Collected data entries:
######
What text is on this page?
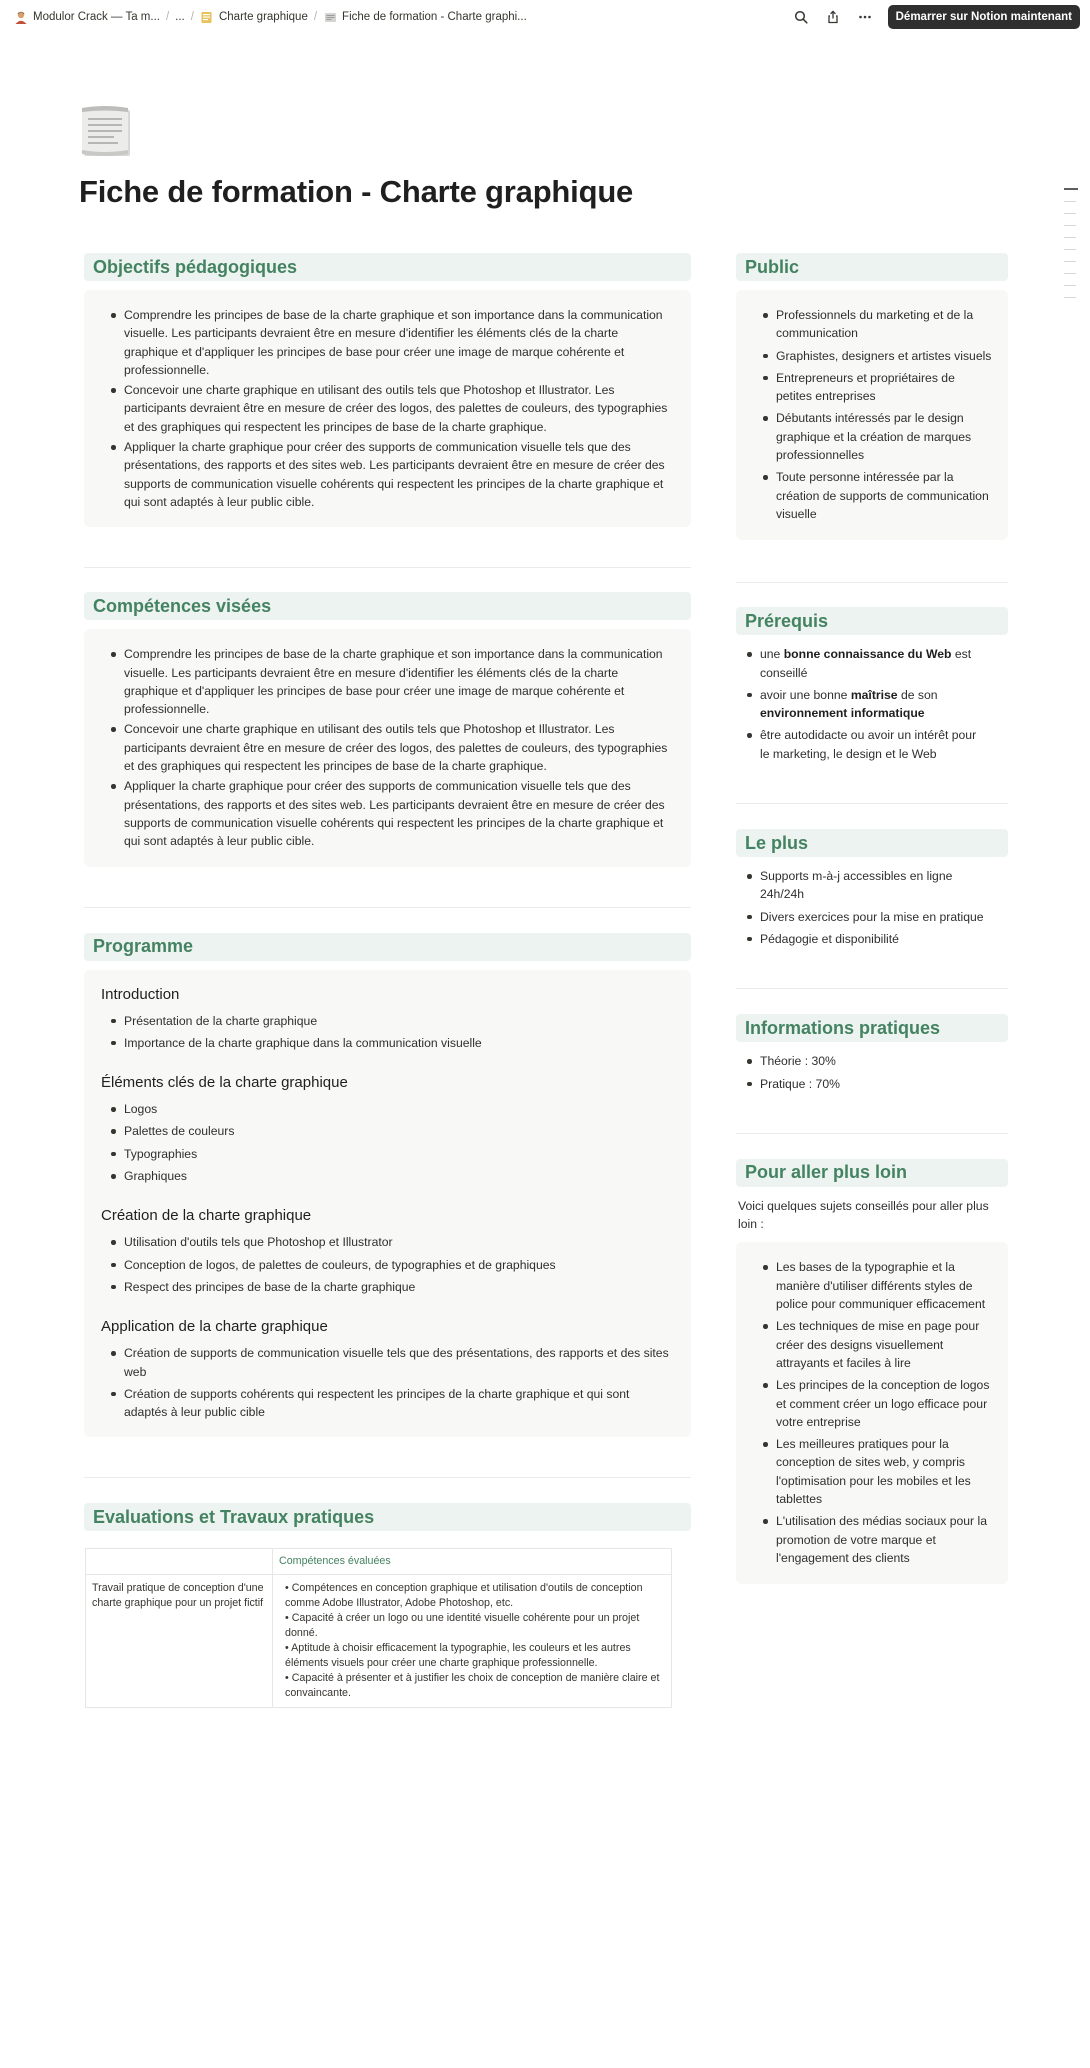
Modulor Crack — Ta m... / ... / Charte graphique / Fiche de formation - Charte graphi...	Démarrer sur Notion maintenant
Fiche de formation - Charte graphique
Objectifs pédagogiques
Comprendre les principes de base de la charte graphique et son importance dans la communication visuelle. Les participants devraient être en mesure d'identifier les éléments clés de la charte graphique et d'appliquer les principes de base pour créer une image de marque cohérente et professionnelle.
Concevoir une charte graphique en utilisant des outils tels que Photoshop et Illustrator. Les participants devraient être en mesure de créer des logos, des palettes de couleurs, des typographies et des graphiques qui respectent les principes de base de la charte graphique.
Appliquer la charte graphique pour créer des supports de communication visuelle tels que des présentations, des rapports et des sites web. Les participants devraient être en mesure de créer des supports de communication visuelle cohérents qui respectent les principes de la charte graphique et qui sont adaptés à leur public cible.
Compétences visées
Comprendre les principes de base de la charte graphique et son importance dans la communication visuelle. Les participants devraient être en mesure d'identifier les éléments clés de la charte graphique et d'appliquer les principes de base pour créer une image de marque cohérente et professionnelle.
Concevoir une charte graphique en utilisant des outils tels que Photoshop et Illustrator. Les participants devraient être en mesure de créer des logos, des palettes de couleurs, des typographies et des graphiques qui respectent les principes de base de la charte graphique.
Appliquer la charte graphique pour créer des supports de communication visuelle tels que des présentations, des rapports et des sites web. Les participants devraient être en mesure de créer des supports de communication visuelle cohérents qui respectent les principes de la charte graphique et qui sont adaptés à leur public cible.
Programme
Introduction
Présentation de la charte graphique
Importance de la charte graphique dans la communication visuelle
Éléments clés de la charte graphique
Logos
Palettes de couleurs
Typographies
Graphiques
Création de la charte graphique
Utilisation d'outils tels que Photoshop et Illustrator
Conception de logos, de palettes de couleurs, de typographies et de graphiques
Respect des principes de base de la charte graphique
Application de la charte graphique
Création de supports de communication visuelle tels que des présentations, des rapports et des sites web
Création de supports cohérents qui respectent les principes de la charte graphique et qui sont adaptés à leur public cible
Evaluations et Travaux pratiques
	Compétences évaluées
Travail pratique de conception d'une charte graphique pour un projet fictif	• Compétences en conception graphique et utilisation d'outils de conception comme Adobe Illustrator, Adobe Photoshop, etc.
• Capacité à créer un logo ou une identité visuelle cohérente pour un projet donné.
• Aptitude à choisir efficacement la typographie, les couleurs et les autres éléments visuels pour créer une charte graphique professionnelle.
• Capacité à présenter et à justifier les choix de conception de manière claire et convaincante.
Public
Professionnels du marketing et de la communication
Graphistes, designers et artistes visuels
Entrepreneurs et propriétaires de petites entreprises
Débutants intéressés par le design graphique et la création de marques professionnelles
Toute personne intéressée par la création de supports de communication visuelle
Prérequis
une bonne connaissance du Web est conseillé
avoir une bonne maîtrise de son environnement informatique
être autodidacte ou avoir un intérêt pour le marketing, le design et le Web
Le plus
Supports m-à-j accessibles en ligne 24h/24h
Divers exercices pour la mise en pratique
Pédagogie et disponibilité
Informations pratiques
Théorie : 30%
Pratique : 70%
Pour aller plus loin

Voici quelques sujets conseillés pour aller plus loin :

Les bases de la typographie et la manière d'utiliser différents styles de police pour communiquer efficacement
Les techniques de mise en page pour créer des designs visuellement attrayants et faciles à lire
Les principes de la conception de logos et comment créer un logo efficace pour votre entreprise
Les meilleures pratiques pour la conception de sites web, y compris l'optimisation pour les mobiles et les tablettes
L'utilisation des médias sociaux pour la promotion de votre marque et l'engagement des clients
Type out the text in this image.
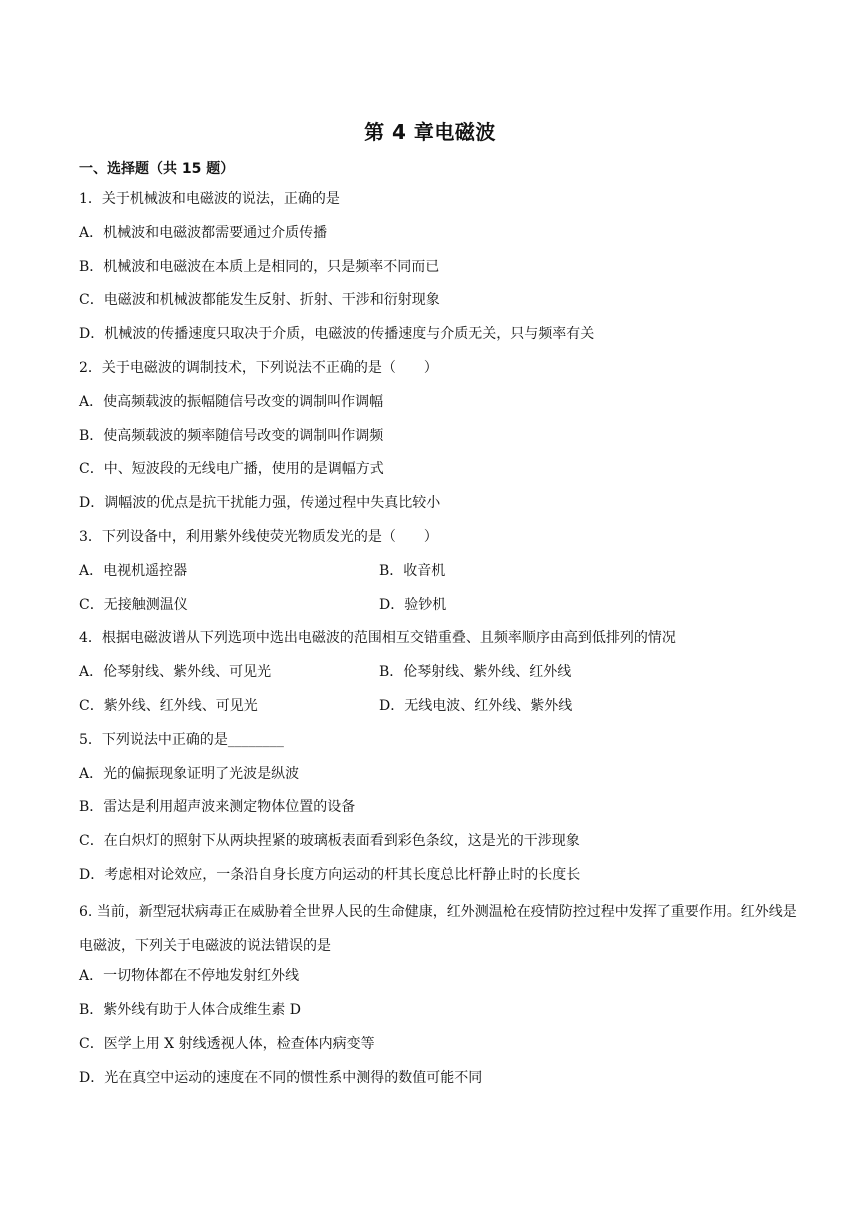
第 4 章电磁波
一、选择题（共 15 题）
1．关于机械波和电磁波的说法，正确的是
A．机械波和电磁波都需要通过介质传播
B．机械波和电磁波在本质上是相同的，只是频率不同而已
C．电磁波和机械波都能发生反射、折射、干涉和衍射现象
D．机械波的传播速度只取决于介质，电磁波的传播速度与介质无关，只与频率有关
2．关于电磁波的调制技术，下列说法不正确的是（　　）
A．使高频载波的振幅随信号改变的调制叫作调幅
B．使高频载波的频率随信号改变的调制叫作调频
C．中、短波段的无线电广播，使用的是调幅方式
D．调幅波的优点是抗干扰能力强，传递过程中失真比较小
3．下列设备中，利用紫外线使荧光物质发光的是（　　）
A．电视机遥控器	B．收音机
C．无接触测温仪	D．验钞机
4．根据电磁波谱从下列选项中选出电磁波的范围相互交错重叠、且频率顺序由高到低排列的情况
A．伦琴射线、紫外线、可见光	B．伦琴射线、紫外线、红外线
C．紫外线、红外线、可见光	D．无线电波、红外线、紫外线
5．下列说法中正确的是________
A．光的偏振现象证明了光波是纵波
B．雷达是利用超声波来测定物体位置的设备
C．在白炽灯的照射下从两块捏紧的玻璃板表面看到彩色条纹，这是光的干涉现象
D．考虑相对论效应，一条沿自身长度方向运动的杆其长度总比杆静止时的长度长
6. 当前，新型冠状病毒正在威胁着全世界人民的生命健康，红外测温枪在疫情防控过程中发挥了重要作用。红外线是电磁波，下列关于电磁波的说法错误的是
A．一切物体都在不停地发射红外线
B．紫外线有助于人体合成维生素 D
C．医学上用 X 射线透视人体，检查体内病变等
D．光在真空中运动的速度在不同的惯性系中测得的数值可能不同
######
## What is asked:
Pictures are excluded; repeat every record exactly.

## Worked answer:
What text is on this page?
Modulor Crack — Ta m... / ... / Charte graphique / Fiche de formation - Charte graphi...	Démarrer sur Notion maintenant
Fiche de formation - Charte graphique
Objectifs pédagogiques
Comprendre les principes de base de la charte graphique et son importance dans la communication visuelle. Les participants devraient être en mesure d'identifier les éléments clés de la charte graphique et d'appliquer les principes de base pour créer une image de marque cohérente et professionnelle.
Concevoir une charte graphique en utilisant des outils tels que Photoshop et Illustrator. Les participants devraient être en mesure de créer des logos, des palettes de couleurs, des typographies et des graphiques qui respectent les principes de base de la charte graphique.
Appliquer la charte graphique pour créer des supports de communication visuelle tels que des présentations, des rapports et des sites web. Les participants devraient être en mesure de créer des supports de communication visuelle cohérents qui respectent les principes de la charte graphique et qui sont adaptés à leur public cible.
Compétences visées
Comprendre les principes de base de la charte graphique et son importance dans la communication visuelle. Les participants devraient être en mesure d'identifier les éléments clés de la charte graphique et d'appliquer les principes de base pour créer une image de marque cohérente et professionnelle.
Concevoir une charte graphique en utilisant des outils tels que Photoshop et Illustrator. Les participants devraient être en mesure de créer des logos, des palettes de couleurs, des typographies et des graphiques qui respectent les principes de base de la charte graphique.
Appliquer la charte graphique pour créer des supports de communication visuelle tels que des présentations, des rapports et des sites web. Les participants devraient être en mesure de créer des supports de communication visuelle cohérents qui respectent les principes de la charte graphique et qui sont adaptés à leur public cible.
Programme
Introduction
Présentation de la charte graphique
Importance de la charte graphique dans la communication visuelle
Éléments clés de la charte graphique
Logos
Palettes de couleurs
Typographies
Graphiques
Création de la charte graphique
Utilisation d'outils tels que Photoshop et Illustrator
Conception de logos, de palettes de couleurs, de typographies et de graphiques
Respect des principes de base de la charte graphique
Application de la charte graphique
Création de supports de communication visuelle tels que des présentations, des rapports et des sites web
Création de supports cohérents qui respectent les principes de la charte graphique et qui sont adaptés à leur public cible
Evaluations et Travaux pratiques
	Compétences évaluées
Travail pratique de conception d'une charte graphique pour un projet fictif	• Compétences en conception graphique et utilisation d'outils de conception comme Adobe Illustrator, Adobe Photoshop, etc.
• Capacité à créer un logo ou une identité visuelle cohérente pour un projet donné.
• Aptitude à choisir efficacement la typographie, les couleurs et les autres éléments visuels pour créer une charte graphique professionnelle.
• Capacité à présenter et à justifier les choix de conception de manière claire et convaincante.
Public
Professionnels du marketing et de la communication
Graphistes, designers et artistes visuels
Entrepreneurs et propriétaires de petites entreprises
Débutants intéressés par le design graphique et la création de marques professionnelles
Toute personne intéressée par la création de supports de communication visuelle
Prérequis
une bonne connaissance du Web est conseillé
avoir une bonne maîtrise de son environnement informatique
être autodidacte ou avoir un intérêt pour le marketing, le design et le Web
Le plus
Supports m-à-j accessibles en ligne 24h/24h
Divers exercices pour la mise en pratique
Pédagogie et disponibilité
Informations pratiques
Théorie : 30%
Pratique : 70%
Pour aller plus loin

Voici quelques sujets conseillés pour aller plus loin :

Les bases de la typographie et la manière d'utiliser différents styles de police pour communiquer efficacement
Les techniques de mise en page pour créer des designs visuellement attrayants et faciles à lire
Les principes de la conception de logos et comment créer un logo efficace pour votre entreprise
Les meilleures pratiques pour la conception de sites web, y compris l'optimisation pour les mobiles et les tablettes
L'utilisation des médias sociaux pour la promotion de votre marque et l'engagement des clients
Type out the text in this image.
第 4 章电磁波
一、选择题（共 15 题）
1．关于机械波和电磁波的说法，正确的是
A．机械波和电磁波都需要通过介质传播
B．机械波和电磁波在本质上是相同的，只是频率不同而已
C．电磁波和机械波都能发生反射、折射、干涉和衍射现象
D．机械波的传播速度只取决于介质，电磁波的传播速度与介质无关，只与频率有关
2．关于电磁波的调制技术，下列说法不正确的是（　　）
A．使高频载波的振幅随信号改变的调制叫作调幅
B．使高频载波的频率随信号改变的调制叫作调频
C．中、短波段的无线电广播，使用的是调幅方式
D．调幅波的优点是抗干扰能力强，传递过程中失真比较小
3．下列设备中，利用紫外线使荧光物质发光的是（　　）
A．电视机遥控器	B．收音机
C．无接触测温仪	D．验钞机
4．根据电磁波谱从下列选项中选出电磁波的范围相互交错重叠、且频率顺序由高到低排列的情况
A．伦琴射线、紫外线、可见光	B．伦琴射线、紫外线、红外线
C．紫外线、红外线、可见光	D．无线电波、红外线、紫外线
5．下列说法中正确的是________
A．光的偏振现象证明了光波是纵波
B．雷达是利用超声波来测定物体位置的设备
C．在白炽灯的照射下从两块捏紧的玻璃板表面看到彩色条纹，这是光的干涉现象
D．考虑相对论效应，一条沿自身长度方向运动的杆其长度总比杆静止时的长度长
6. 当前，新型冠状病毒正在威胁着全世界人民的生命健康，红外测温枪在疫情防控过程中发挥了重要作用。红外线是电磁波，下列关于电磁波的说法错误的是
A．一切物体都在不停地发射红外线
B．紫外线有助于人体合成维生素 D
C．医学上用 X 射线透视人体，检查体内病变等
D．光在真空中运动的速度在不同的惯性系中测得的数值可能不同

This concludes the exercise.